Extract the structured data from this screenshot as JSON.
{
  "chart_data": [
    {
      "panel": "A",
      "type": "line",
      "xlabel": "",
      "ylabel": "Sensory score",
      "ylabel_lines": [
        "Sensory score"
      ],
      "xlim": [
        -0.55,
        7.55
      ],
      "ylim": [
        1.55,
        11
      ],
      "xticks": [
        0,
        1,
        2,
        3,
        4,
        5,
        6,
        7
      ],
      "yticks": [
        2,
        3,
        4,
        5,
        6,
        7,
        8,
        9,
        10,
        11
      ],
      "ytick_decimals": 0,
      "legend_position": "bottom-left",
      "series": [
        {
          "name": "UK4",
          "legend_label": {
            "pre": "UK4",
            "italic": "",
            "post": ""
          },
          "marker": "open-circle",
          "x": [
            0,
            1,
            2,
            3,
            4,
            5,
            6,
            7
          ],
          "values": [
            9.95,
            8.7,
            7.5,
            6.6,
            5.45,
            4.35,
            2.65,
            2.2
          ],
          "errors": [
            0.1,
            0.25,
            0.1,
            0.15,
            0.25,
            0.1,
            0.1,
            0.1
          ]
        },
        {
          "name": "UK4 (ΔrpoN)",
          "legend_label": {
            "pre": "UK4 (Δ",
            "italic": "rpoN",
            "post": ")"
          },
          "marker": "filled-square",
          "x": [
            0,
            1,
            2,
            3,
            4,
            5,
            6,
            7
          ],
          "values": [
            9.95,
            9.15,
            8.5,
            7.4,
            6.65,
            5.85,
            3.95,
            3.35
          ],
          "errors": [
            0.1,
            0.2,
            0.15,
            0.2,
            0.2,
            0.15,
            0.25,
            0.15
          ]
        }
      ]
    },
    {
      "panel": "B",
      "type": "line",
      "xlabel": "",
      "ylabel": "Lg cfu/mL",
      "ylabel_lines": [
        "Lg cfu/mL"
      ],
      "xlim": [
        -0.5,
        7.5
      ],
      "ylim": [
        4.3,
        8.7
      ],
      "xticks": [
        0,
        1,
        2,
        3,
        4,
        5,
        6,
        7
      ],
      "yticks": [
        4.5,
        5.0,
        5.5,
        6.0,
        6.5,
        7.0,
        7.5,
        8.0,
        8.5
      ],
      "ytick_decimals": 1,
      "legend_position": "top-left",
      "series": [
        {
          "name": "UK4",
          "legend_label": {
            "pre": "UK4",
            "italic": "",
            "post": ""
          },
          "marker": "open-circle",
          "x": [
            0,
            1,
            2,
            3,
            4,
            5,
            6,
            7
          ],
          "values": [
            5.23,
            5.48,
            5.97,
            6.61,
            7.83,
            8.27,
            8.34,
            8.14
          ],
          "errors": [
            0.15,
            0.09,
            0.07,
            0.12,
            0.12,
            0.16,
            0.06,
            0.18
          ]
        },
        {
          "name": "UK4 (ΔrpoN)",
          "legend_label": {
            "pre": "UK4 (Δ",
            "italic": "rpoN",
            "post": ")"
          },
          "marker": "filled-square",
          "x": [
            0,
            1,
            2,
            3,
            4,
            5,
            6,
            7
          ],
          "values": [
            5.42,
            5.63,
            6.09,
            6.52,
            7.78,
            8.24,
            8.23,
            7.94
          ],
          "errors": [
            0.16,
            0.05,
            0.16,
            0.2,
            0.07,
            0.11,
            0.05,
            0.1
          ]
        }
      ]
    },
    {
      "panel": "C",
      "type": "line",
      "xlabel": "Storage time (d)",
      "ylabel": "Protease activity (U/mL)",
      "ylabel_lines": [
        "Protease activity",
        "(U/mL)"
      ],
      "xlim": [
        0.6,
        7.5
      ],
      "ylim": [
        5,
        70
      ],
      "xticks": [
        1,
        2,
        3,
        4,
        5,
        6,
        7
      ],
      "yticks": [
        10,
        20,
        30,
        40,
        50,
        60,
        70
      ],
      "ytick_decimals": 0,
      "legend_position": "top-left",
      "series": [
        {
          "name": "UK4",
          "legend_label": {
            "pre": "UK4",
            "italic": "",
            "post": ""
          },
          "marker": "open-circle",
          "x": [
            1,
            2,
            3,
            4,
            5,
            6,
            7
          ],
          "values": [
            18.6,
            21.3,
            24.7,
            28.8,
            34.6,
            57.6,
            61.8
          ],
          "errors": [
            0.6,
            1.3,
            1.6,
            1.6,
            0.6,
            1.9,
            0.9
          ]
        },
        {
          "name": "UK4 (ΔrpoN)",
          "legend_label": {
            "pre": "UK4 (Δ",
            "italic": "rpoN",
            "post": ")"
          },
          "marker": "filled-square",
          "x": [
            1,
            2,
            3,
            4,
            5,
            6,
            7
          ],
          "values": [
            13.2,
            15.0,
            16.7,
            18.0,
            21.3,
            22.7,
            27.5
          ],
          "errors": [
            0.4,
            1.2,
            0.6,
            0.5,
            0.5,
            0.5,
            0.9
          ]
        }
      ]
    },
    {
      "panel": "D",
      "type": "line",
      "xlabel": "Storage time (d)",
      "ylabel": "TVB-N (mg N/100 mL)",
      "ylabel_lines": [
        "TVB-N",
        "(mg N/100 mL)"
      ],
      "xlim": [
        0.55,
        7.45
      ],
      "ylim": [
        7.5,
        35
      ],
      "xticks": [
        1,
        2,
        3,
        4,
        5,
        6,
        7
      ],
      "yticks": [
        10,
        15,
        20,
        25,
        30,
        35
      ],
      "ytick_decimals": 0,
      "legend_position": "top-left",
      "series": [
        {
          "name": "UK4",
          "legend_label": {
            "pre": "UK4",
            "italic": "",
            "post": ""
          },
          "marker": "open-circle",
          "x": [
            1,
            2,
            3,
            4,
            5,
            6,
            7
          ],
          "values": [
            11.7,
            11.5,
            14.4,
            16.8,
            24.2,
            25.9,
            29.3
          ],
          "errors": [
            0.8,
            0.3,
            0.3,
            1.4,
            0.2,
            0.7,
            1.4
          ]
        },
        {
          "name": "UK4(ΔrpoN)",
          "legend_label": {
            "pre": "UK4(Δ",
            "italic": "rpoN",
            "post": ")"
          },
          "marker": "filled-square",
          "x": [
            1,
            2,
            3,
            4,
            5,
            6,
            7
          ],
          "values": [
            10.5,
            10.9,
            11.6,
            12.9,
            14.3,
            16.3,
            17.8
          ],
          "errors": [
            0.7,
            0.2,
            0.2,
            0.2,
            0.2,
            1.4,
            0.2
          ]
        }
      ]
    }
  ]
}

════════════════

* **Instruction**
Output every entry shown above, exactly.

* **The result**
Extract the structured data from this screenshot as JSON.
{
  "chart_data": [
    {
      "panel": "A",
      "type": "line",
      "xlabel": "",
      "ylabel": "Sensory score",
      "ylabel_lines": [
        "Sensory score"
      ],
      "xlim": [
        -0.55,
        7.55
      ],
      "ylim": [
        1.55,
        11
      ],
      "xticks": [
        0,
        1,
        2,
        3,
        4,
        5,
        6,
        7
      ],
      "yticks": [
        2,
        3,
        4,
        5,
        6,
        7,
        8,
        9,
        10,
        11
      ],
      "ytick_decimals": 0,
      "legend_position": "bottom-left",
      "series": [
        {
          "name": "UK4",
          "legend_label": {
            "pre": "UK4",
            "italic": "",
            "post": ""
          },
          "marker": "open-circle",
          "x": [
            0,
            1,
            2,
            3,
            4,
            5,
            6,
            7
          ],
          "values": [
            9.95,
            8.7,
            7.5,
            6.6,
            5.45,
            4.35,
            2.65,
            2.2
          ],
          "errors": [
            0.1,
            0.25,
            0.1,
            0.15,
            0.25,
            0.1,
            0.1,
            0.1
          ]
        },
        {
          "name": "UK4 (ΔrpoN)",
          "legend_label": {
            "pre": "UK4 (Δ",
            "italic": "rpoN",
            "post": ")"
          },
          "marker": "filled-square",
          "x": [
            0,
            1,
            2,
            3,
            4,
            5,
            6,
            7
          ],
          "values": [
            9.95,
            9.15,
            8.5,
            7.4,
            6.65,
            5.85,
            3.95,
            3.35
          ],
          "errors": [
            0.1,
            0.2,
            0.15,
            0.2,
            0.2,
            0.15,
            0.25,
            0.15
          ]
        }
      ]
    },
    {
      "panel": "B",
      "type": "line",
      "xlabel": "",
      "ylabel": "Lg cfu/mL",
      "ylabel_lines": [
        "Lg cfu/mL"
      ],
      "xlim": [
        -0.5,
        7.5
      ],
      "ylim": [
        4.3,
        8.7
      ],
      "xticks": [
        0,
        1,
        2,
        3,
        4,
        5,
        6,
        7
      ],
      "yticks": [
        4.5,
        5.0,
        5.5,
        6.0,
        6.5,
        7.0,
        7.5,
        8.0,
        8.5
      ],
      "ytick_decimals": 1,
      "legend_position": "top-left",
      "series": [
        {
          "name": "UK4",
          "legend_label": {
            "pre": "UK4",
            "italic": "",
            "post": ""
          },
          "marker": "open-circle",
          "x": [
            0,
            1,
            2,
            3,
            4,
            5,
            6,
            7
          ],
          "values": [
            5.23,
            5.48,
            5.97,
            6.61,
            7.83,
            8.27,
            8.34,
            8.14
          ],
          "errors": [
            0.15,
            0.09,
            0.07,
            0.12,
            0.12,
            0.16,
            0.06,
            0.18
          ]
        },
        {
          "name": "UK4 (ΔrpoN)",
          "legend_label": {
            "pre": "UK4 (Δ",
            "italic": "rpoN",
            "post": ")"
          },
          "marker": "filled-square",
          "x": [
            0,
            1,
            2,
            3,
            4,
            5,
            6,
            7
          ],
          "values": [
            5.42,
            5.63,
            6.09,
            6.52,
            7.78,
            8.24,
            8.23,
            7.94
          ],
          "errors": [
            0.16,
            0.05,
            0.16,
            0.2,
            0.07,
            0.11,
            0.05,
            0.1
          ]
        }
      ]
    },
    {
      "panel": "C",
      "type": "line",
      "xlabel": "Storage time (d)",
      "ylabel": "Protease activity (U/mL)",
      "ylabel_lines": [
        "Protease activity",
        "(U/mL)"
      ],
      "xlim": [
        0.6,
        7.5
      ],
      "ylim": [
        5,
        70
      ],
      "xticks": [
        1,
        2,
        3,
        4,
        5,
        6,
        7
      ],
      "yticks": [
        10,
        20,
        30,
        40,
        50,
        60,
        70
      ],
      "ytick_decimals": 0,
      "legend_position": "top-left",
      "series": [
        {
          "name": "UK4",
          "legend_label": {
            "pre": "UK4",
            "italic": "",
            "post": ""
          },
          "marker": "open-circle",
          "x": [
            1,
            2,
            3,
            4,
            5,
            6,
            7
          ],
          "values": [
            18.6,
            21.3,
            24.7,
            28.8,
            34.6,
            57.6,
            61.8
          ],
          "errors": [
            0.6,
            1.3,
            1.6,
            1.6,
            0.6,
            1.9,
            0.9
          ]
        },
        {
          "name": "UK4 (ΔrpoN)",
          "legend_label": {
            "pre": "UK4 (Δ",
            "italic": "rpoN",
            "post": ")"
          },
          "marker": "filled-square",
          "x": [
            1,
            2,
            3,
            4,
            5,
            6,
            7
          ],
          "values": [
            13.2,
            15.0,
            16.7,
            18.0,
            21.3,
            22.7,
            27.5
          ],
          "errors": [
            0.4,
            1.2,
            0.6,
            0.5,
            0.5,
            0.5,
            0.9
          ]
        }
      ]
    },
    {
      "panel": "D",
      "type": "line",
      "xlabel": "Storage time (d)",
      "ylabel": "TVB-N (mg N/100 mL)",
      "ylabel_lines": [
        "TVB-N",
        "(mg N/100 mL)"
      ],
      "xlim": [
        0.55,
        7.45
      ],
      "ylim": [
        7.5,
        35
      ],
      "xticks": [
        1,
        2,
        3,
        4,
        5,
        6,
        7
      ],
      "yticks": [
        10,
        15,
        20,
        25,
        30,
        35
      ],
      "ytick_decimals": 0,
      "legend_position": "top-left",
      "series": [
        {
          "name": "UK4",
          "legend_label": {
            "pre": "UK4",
            "italic": "",
            "post": ""
          },
          "marker": "open-circle",
          "x": [
            1,
            2,
            3,
            4,
            5,
            6,
            7
          ],
          "values": [
            11.7,
            11.5,
            14.4,
            16.8,
            24.2,
            25.9,
            29.3
          ],
          "errors": [
            0.8,
            0.3,
            0.3,
            1.4,
            0.2,
            0.7,
            1.4
          ]
        },
        {
          "name": "UK4(ΔrpoN)",
          "legend_label": {
            "pre": "UK4(Δ",
            "italic": "rpoN",
            "post": ")"
          },
          "marker": "filled-square",
          "x": [
            1,
            2,
            3,
            4,
            5,
            6,
            7
          ],
          "values": [
            10.5,
            10.9,
            11.6,
            12.9,
            14.3,
            16.3,
            17.8
          ],
          "errors": [
            0.7,
            0.2,
            0.2,
            0.2,
            0.2,
            1.4,
            0.2
          ]
        }
      ]
    }
  ]
}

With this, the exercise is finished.